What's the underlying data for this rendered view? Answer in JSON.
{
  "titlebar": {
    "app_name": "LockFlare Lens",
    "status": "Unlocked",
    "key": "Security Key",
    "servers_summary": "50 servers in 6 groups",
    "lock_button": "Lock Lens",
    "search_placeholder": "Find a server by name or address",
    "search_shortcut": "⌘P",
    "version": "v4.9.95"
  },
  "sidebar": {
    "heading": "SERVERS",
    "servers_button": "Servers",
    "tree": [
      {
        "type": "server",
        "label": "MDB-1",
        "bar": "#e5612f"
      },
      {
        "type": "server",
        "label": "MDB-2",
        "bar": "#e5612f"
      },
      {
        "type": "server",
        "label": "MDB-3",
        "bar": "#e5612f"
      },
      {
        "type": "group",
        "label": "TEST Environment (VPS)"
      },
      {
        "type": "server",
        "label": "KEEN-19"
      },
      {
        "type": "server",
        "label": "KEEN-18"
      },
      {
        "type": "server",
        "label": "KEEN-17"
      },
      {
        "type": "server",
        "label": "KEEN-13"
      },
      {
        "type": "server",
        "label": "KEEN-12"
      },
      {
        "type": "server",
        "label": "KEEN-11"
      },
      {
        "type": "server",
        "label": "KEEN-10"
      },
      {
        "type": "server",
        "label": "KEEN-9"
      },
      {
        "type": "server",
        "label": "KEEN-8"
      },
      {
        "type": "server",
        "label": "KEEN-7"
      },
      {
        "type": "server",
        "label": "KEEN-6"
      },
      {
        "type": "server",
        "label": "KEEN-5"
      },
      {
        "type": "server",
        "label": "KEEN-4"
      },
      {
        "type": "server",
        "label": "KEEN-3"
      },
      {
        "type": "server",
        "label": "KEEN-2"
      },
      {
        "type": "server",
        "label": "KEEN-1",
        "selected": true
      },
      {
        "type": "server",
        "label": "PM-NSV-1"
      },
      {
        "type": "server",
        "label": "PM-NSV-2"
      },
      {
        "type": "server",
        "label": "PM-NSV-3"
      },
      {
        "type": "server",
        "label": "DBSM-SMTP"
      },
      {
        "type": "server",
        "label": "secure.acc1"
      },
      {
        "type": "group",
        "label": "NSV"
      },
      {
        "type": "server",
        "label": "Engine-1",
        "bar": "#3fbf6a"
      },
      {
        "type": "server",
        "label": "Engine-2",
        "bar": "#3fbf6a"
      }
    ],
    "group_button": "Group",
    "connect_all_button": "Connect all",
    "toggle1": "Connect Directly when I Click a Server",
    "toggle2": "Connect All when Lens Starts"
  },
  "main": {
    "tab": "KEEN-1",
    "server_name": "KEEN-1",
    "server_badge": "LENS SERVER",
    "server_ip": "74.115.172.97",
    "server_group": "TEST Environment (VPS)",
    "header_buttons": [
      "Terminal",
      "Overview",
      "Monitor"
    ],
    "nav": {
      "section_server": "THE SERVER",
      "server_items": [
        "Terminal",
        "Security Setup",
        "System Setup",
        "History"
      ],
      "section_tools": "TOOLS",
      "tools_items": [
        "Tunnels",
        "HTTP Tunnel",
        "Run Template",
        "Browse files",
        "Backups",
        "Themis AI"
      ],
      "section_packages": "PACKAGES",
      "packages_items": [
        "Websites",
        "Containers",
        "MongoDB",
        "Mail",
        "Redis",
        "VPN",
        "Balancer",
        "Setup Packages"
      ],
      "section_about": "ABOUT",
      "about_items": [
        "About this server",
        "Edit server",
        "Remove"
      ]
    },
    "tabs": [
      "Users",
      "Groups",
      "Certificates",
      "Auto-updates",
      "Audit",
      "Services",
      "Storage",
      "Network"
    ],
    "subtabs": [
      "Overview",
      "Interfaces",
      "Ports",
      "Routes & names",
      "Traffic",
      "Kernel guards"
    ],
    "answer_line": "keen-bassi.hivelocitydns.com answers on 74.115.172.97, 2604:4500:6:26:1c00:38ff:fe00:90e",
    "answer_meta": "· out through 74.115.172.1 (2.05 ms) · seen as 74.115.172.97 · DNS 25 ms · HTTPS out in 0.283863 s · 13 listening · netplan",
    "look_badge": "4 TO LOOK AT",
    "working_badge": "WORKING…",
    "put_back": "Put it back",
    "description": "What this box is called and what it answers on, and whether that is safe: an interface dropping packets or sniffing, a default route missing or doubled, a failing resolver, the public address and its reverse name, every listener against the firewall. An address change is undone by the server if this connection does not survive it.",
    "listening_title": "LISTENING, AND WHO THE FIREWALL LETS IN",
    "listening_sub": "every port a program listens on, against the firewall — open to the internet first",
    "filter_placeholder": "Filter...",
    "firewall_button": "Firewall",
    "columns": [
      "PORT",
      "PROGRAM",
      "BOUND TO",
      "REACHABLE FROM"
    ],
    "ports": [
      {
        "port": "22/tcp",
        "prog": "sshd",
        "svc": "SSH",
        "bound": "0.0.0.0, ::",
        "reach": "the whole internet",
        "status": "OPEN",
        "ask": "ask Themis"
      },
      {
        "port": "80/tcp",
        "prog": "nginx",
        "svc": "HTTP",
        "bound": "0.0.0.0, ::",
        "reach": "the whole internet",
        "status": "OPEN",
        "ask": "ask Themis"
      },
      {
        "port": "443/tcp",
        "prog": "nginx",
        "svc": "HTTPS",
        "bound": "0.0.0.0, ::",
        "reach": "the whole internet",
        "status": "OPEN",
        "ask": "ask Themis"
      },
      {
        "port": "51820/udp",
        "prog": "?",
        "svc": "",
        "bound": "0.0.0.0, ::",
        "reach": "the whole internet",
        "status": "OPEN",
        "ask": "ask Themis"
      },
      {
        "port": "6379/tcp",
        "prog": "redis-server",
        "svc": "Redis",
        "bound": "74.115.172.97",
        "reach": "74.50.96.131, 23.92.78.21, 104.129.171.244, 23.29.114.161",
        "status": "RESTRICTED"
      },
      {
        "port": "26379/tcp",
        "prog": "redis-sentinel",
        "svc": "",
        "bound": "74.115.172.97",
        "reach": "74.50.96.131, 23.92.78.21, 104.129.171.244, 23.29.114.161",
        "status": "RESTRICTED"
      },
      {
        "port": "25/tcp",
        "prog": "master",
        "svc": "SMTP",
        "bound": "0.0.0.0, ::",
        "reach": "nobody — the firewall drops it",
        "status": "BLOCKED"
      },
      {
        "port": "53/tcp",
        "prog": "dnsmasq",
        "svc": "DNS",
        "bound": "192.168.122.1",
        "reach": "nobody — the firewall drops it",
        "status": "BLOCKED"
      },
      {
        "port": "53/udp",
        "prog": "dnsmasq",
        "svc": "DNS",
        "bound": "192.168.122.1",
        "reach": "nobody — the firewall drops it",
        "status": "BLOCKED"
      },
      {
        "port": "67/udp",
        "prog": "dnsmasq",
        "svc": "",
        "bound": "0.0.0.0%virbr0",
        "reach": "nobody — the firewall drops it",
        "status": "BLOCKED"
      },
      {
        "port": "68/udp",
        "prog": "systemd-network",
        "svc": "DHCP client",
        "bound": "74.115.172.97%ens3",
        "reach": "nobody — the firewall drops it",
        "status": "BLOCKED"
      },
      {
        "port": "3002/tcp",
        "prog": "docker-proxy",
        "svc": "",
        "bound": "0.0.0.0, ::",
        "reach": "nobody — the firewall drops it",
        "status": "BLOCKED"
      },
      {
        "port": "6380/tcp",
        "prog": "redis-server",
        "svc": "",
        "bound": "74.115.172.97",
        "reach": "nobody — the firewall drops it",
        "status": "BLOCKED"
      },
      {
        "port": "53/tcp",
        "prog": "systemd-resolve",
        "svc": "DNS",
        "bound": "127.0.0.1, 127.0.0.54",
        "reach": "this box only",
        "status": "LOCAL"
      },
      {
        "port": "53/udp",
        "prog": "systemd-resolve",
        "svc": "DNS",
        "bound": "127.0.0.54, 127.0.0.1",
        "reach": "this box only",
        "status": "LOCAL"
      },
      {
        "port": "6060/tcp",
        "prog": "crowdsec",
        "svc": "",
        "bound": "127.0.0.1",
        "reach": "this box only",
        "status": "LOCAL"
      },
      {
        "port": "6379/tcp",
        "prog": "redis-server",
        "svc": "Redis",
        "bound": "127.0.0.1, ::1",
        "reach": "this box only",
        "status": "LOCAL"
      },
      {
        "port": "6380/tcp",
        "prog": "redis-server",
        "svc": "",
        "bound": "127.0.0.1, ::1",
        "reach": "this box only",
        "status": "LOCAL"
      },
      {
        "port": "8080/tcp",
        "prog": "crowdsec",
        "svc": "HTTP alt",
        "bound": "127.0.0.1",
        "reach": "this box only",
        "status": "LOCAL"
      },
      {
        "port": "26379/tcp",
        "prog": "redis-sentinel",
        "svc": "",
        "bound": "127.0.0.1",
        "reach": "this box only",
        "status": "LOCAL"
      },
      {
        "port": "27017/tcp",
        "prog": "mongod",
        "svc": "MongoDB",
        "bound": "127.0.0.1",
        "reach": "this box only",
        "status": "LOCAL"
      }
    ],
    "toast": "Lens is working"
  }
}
================================
Exercise task -
Gather up the lines containing the word "Environment" from these records and copy them.

Task answer -
        "label": "TEST Environment (VPS)"
    "server_group": "TEST Environment (VPS)",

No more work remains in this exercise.